THE TASKS:
**1.** According to the John Heffernan profile, which school did he attend?
**2.** From the John Heffernan profile, retype the passage starting with "British theatre and" and going on through "with the RSC.".

---------- EXTRACT PROVIDED ----------

- Born: 30 June 1981 (age 45) Billericay, Essex, England
- Occupation: Actor
- Years active: 2006–present

= John Heffernan (British actor) =

British theatre and screen actor

John Heffernan (born 30 June 1981) is a British actor. He has worked with the English Touring Theatre, the Royal Shakespeare Company (RSC), and the National Theatre, taking the lead roles in Edward II at the National Theatre, and Oppenheimer with the RSC.

==Early life==
He attended the Anglo European School in Ingatestone. Aged 14 he completed the BBC Press Pack Masterclass course.

== Career ==
Heffernan was born in Billericay, Essex, England and worked as an usher at the National Theatre. He has appeared on screen in a number of roles, including Henry Lascelles in the BBC adaptation of Susanna Clarke's novel Jonathan Strange & Mr Norrell, Jaggers in Dickensian and Steven Rose in the fourth series of Luther. In 2017, he played John Grigg, 2nd Baron Altrincham, in an episode of the Netflix series The Crown. He also played the Nine for Big Finish, in their Doctor Who box sets Doom Coalition and Ravenous. He returned to the National Theatre in 2022 to play the co-lead opposite Katherine Parkinson in a new production of Much Ado About Nothing directed by Simon Godwin.

---------- GIVEN MATERIAL ----------

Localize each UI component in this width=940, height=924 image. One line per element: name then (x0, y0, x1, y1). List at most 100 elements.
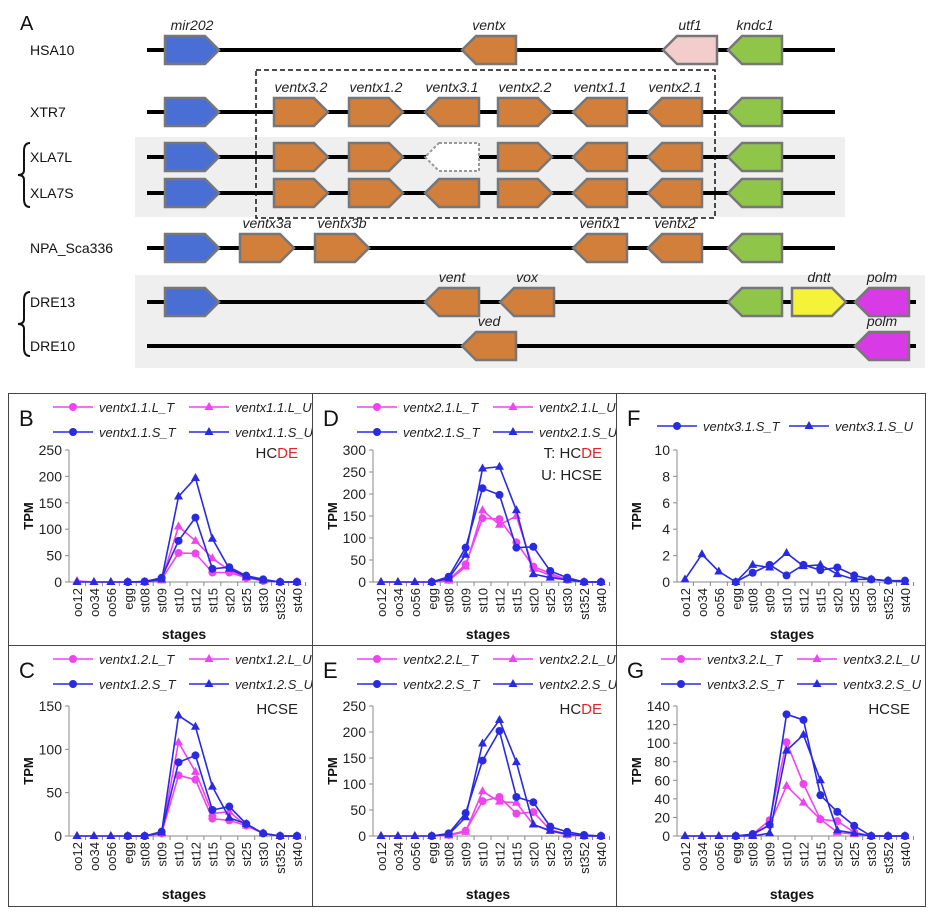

----------

EXPECTED OUTPUTS:
**1.** The Anglo European School in Ingatestone.

**2.**
British theatre and screen actor

John Heffernan (born 30 June 1981) is a British actor. He has worked with the English Touring Theatre, the Royal Shakespeare Company (RSC), and the National Theatre, taking the lead roles in Edward II at the National Theatre, and Oppenheimer with the RSC.